Extracted data entries
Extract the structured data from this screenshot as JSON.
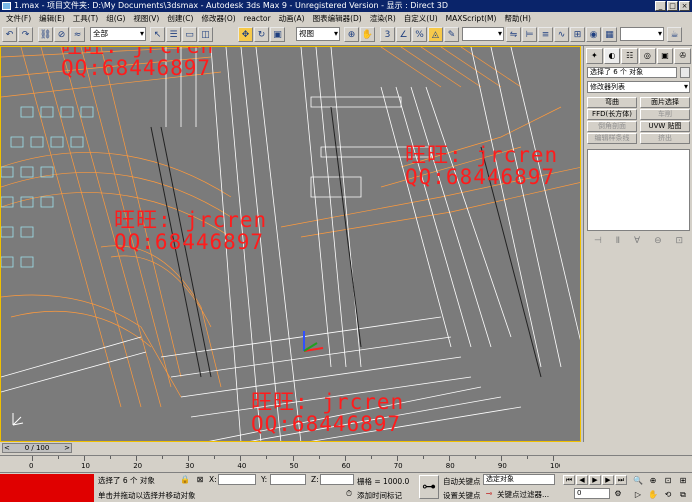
{
  "window": {
    "title": "1.max  - 项目文件夹: D:\\My Documents\\3dsmax  - Autodesk 3ds Max 9  - Unregistered Version  - 显示 : Direct 3D",
    "buttons": [
      "_",
      "□",
      "×"
    ]
  },
  "menu": [
    "文件(F)",
    "编辑(E)",
    "工具(T)",
    "组(G)",
    "视图(V)",
    "创建(C)",
    "修改器(O)",
    "reactor",
    "动画(A)",
    "图表编辑器(D)",
    "渲染(R)",
    "自定义(U)",
    "MAXScript(M)",
    "帮助(H)"
  ],
  "toolbar": {
    "selection_filter": "全部",
    "reference_coord": "视图",
    "named_selection": ""
  },
  "watermarks": [
    {
      "line1": "旺旺: jrcren",
      "line2": "QQ:68446897"
    },
    {
      "line1": "旺旺: jrcren",
      "line2": "QQ:68446897"
    },
    {
      "line1": "旺旺: jrcren",
      "line2": "QQ:68446897"
    },
    {
      "line1": "旺旺: jrcren",
      "line2": "QQ:68446897"
    }
  ],
  "command_panel": {
    "name_field": "选择了 6 个 对象",
    "modifier_list": "修改器列表",
    "buttons": [
      {
        "label": "弯曲",
        "enabled": true
      },
      {
        "label": "面片选择",
        "enabled": true
      },
      {
        "label": "FFD(长方体)",
        "enabled": true
      },
      {
        "label": "车削",
        "enabled": false
      },
      {
        "label": "倒角剖面",
        "enabled": false
      },
      {
        "label": "UVW 贴图",
        "enabled": true
      },
      {
        "label": "编辑样条线",
        "enabled": false
      },
      {
        "label": "挤出",
        "enabled": false
      }
    ]
  },
  "timeline": {
    "slider_label": "0 / 100",
    "ruler_ticks": [
      "0",
      "10",
      "20",
      "30",
      "40",
      "50",
      "60",
      "70",
      "80",
      "90",
      "100"
    ]
  },
  "status": {
    "selection": "选择了 6 个 对象",
    "prompt": "单击并拖动以选择并移动对象",
    "x_label": "X:",
    "y_label": "Y:",
    "z_label": "Z:",
    "grid": "栅格 = 1000.0",
    "add_time_tag": "添加时间标记",
    "auto_key": "自动关键点",
    "set_key": "设置关键点",
    "selected_object": "选定对象",
    "key_filters": "关键点过滤器...",
    "frame": "0"
  }
}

§ **What to work on**:
Copy every entry word for word, but omit the pictures.

§ **Solution to this problem**:
Extract the structured data from this screenshot as JSON.
{
  "window": {
    "title": "1.max  - 项目文件夹: D:\\My Documents\\3dsmax  - Autodesk 3ds Max 9  - Unregistered Version  - 显示 : Direct 3D",
    "buttons": [
      "_",
      "□",
      "×"
    ]
  },
  "menu": [
    "文件(F)",
    "编辑(E)",
    "工具(T)",
    "组(G)",
    "视图(V)",
    "创建(C)",
    "修改器(O)",
    "reactor",
    "动画(A)",
    "图表编辑器(D)",
    "渲染(R)",
    "自定义(U)",
    "MAXScript(M)",
    "帮助(H)"
  ],
  "toolbar": {
    "selection_filter": "全部",
    "reference_coord": "视图",
    "named_selection": ""
  },
  "watermarks": [
    {
      "line1": "旺旺: jrcren",
      "line2": "QQ:68446897"
    },
    {
      "line1": "旺旺: jrcren",
      "line2": "QQ:68446897"
    },
    {
      "line1": "旺旺: jrcren",
      "line2": "QQ:68446897"
    },
    {
      "line1": "旺旺: jrcren",
      "line2": "QQ:68446897"
    }
  ],
  "command_panel": {
    "name_field": "选择了 6 个 对象",
    "modifier_list": "修改器列表",
    "buttons": [
      {
        "label": "弯曲",
        "enabled": true
      },
      {
        "label": "面片选择",
        "enabled": true
      },
      {
        "label": "FFD(长方体)",
        "enabled": true
      },
      {
        "label": "车削",
        "enabled": false
      },
      {
        "label": "倒角剖面",
        "enabled": false
      },
      {
        "label": "UVW 贴图",
        "enabled": true
      },
      {
        "label": "编辑样条线",
        "enabled": false
      },
      {
        "label": "挤出",
        "enabled": false
      }
    ]
  },
  "timeline": {
    "slider_label": "0 / 100",
    "ruler_ticks": [
      "0",
      "10",
      "20",
      "30",
      "40",
      "50",
      "60",
      "70",
      "80",
      "90",
      "100"
    ]
  },
  "status": {
    "selection": "选择了 6 个 对象",
    "prompt": "单击并拖动以选择并移动对象",
    "x_label": "X:",
    "y_label": "Y:",
    "z_label": "Z:",
    "grid": "栅格 = 1000.0",
    "add_time_tag": "添加时间标记",
    "auto_key": "自动关键点",
    "set_key": "设置关键点",
    "selected_object": "选定对象",
    "key_filters": "关键点过滤器...",
    "frame": "0"
  }
}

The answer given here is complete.